__EXERCISE__.
Restate the complete material exactly.

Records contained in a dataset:

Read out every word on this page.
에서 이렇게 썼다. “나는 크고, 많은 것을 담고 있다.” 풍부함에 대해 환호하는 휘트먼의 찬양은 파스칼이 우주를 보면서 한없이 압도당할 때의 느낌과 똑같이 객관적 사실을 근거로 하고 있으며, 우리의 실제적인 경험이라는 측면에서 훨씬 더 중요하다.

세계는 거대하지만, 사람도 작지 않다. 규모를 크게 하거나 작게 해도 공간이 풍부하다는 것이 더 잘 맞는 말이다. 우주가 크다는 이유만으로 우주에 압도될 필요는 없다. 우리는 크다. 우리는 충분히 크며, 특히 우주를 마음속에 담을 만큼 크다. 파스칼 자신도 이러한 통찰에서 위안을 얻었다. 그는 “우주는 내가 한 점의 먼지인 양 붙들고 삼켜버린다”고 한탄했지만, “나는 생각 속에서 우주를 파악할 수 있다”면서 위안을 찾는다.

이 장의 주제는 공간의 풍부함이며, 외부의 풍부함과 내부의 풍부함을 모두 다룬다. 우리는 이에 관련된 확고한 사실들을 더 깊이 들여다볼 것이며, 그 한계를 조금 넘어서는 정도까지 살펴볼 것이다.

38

__CORRECT ANSWER__.
Read out every word on this page.
에서 이렇게 썼다. “나는 크고, 많은 것을 담고 있다.” 풍부함에 대해 환호하는 휘트먼의 찬양은 파스칼이 우주를 보면서 한없이 압도당할 때의 느낌과 똑같이 객관적 사실을 근거로 하고 있으며, 우리의 실제적인 경험이라는 측면에서 훨씬 더 중요하다.

세계는 거대하지만, 사람도 작지 않다. 규모를 크게 하거나 작게 해도 공간이 풍부하다는 것이 더 잘 맞는 말이다. 우주가 크다는 이유만으로 우주에 압도될 필요는 없다. 우리는 크다. 우리는 충분히 크며, 특히 우주를 마음속에 담을 만큼 크다. 파스칼 자신도 이러한 통찰에서 위안을 얻었다. 그는 “우주는 내가 한 점의 먼지인 양 붙들고 삼켜버린다”고 한탄했지만, “나는 생각 속에서 우주를 파악할 수 있다”면서 위안을 찾는다.

이 장의 주제는 공간의 풍부함이며, 외부의 풍부함과 내부의 풍부함을 모두 다룬다. 우리는 이에 관련된 확고한 사실들을 더 깊이 들여다볼 것이며, 그 한계를 조금 넘어서는 정도까지 살펴볼 것이다.

38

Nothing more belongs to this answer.